--- Begin Given records ---
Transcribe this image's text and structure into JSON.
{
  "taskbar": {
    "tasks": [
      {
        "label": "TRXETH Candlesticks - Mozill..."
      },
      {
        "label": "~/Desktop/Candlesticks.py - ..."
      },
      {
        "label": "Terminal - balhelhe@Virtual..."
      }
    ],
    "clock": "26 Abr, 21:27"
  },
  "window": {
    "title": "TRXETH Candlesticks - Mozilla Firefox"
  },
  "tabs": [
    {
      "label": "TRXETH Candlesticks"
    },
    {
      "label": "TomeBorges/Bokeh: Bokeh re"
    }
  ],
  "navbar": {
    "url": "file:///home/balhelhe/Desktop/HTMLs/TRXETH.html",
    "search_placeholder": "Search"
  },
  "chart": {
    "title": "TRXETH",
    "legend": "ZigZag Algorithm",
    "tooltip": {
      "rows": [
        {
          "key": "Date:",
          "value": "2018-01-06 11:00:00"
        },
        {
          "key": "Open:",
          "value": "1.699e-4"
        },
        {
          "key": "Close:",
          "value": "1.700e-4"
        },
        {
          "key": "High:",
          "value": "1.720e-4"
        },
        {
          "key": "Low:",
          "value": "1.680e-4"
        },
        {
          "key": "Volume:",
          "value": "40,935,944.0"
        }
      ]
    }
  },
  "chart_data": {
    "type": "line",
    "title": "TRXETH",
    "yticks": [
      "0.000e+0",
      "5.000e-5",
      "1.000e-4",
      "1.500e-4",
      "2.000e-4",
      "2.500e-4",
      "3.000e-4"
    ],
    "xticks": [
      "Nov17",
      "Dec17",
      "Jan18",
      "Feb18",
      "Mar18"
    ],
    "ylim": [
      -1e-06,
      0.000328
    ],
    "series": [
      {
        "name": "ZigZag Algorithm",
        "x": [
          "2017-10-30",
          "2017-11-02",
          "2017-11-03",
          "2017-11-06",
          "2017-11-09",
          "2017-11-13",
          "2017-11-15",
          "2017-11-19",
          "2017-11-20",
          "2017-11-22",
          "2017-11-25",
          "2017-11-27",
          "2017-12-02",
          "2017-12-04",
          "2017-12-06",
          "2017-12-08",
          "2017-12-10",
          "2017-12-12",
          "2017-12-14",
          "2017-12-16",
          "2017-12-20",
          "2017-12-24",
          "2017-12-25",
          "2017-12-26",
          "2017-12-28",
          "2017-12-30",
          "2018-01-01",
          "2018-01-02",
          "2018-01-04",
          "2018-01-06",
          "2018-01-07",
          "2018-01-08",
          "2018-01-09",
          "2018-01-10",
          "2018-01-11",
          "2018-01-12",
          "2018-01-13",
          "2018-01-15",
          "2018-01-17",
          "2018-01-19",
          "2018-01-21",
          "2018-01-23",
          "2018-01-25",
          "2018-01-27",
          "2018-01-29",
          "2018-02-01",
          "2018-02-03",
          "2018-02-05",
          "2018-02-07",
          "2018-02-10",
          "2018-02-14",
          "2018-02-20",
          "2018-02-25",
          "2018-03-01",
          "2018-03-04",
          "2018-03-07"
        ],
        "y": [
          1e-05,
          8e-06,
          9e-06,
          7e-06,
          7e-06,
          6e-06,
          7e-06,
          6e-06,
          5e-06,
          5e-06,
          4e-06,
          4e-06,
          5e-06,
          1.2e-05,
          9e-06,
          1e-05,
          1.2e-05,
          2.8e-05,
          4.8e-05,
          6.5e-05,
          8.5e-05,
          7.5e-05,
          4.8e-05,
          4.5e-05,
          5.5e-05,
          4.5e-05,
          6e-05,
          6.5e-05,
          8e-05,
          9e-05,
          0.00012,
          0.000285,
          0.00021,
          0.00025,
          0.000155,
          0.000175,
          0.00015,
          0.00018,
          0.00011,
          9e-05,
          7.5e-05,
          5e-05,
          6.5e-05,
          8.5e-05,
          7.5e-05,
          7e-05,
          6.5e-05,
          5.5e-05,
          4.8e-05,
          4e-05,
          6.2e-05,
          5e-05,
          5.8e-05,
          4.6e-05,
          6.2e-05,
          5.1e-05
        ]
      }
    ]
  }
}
--- End Given records ---
To do:
Find each line holding the string "value" and copy it out.

Written solution:
          "value": "2018-01-06 11:00:00"
          "value": "1.699e-4"
          "value": "1.700e-4"
          "value": "1.720e-4"
          "value": "1.680e-4"
          "value": "40,935,944.0"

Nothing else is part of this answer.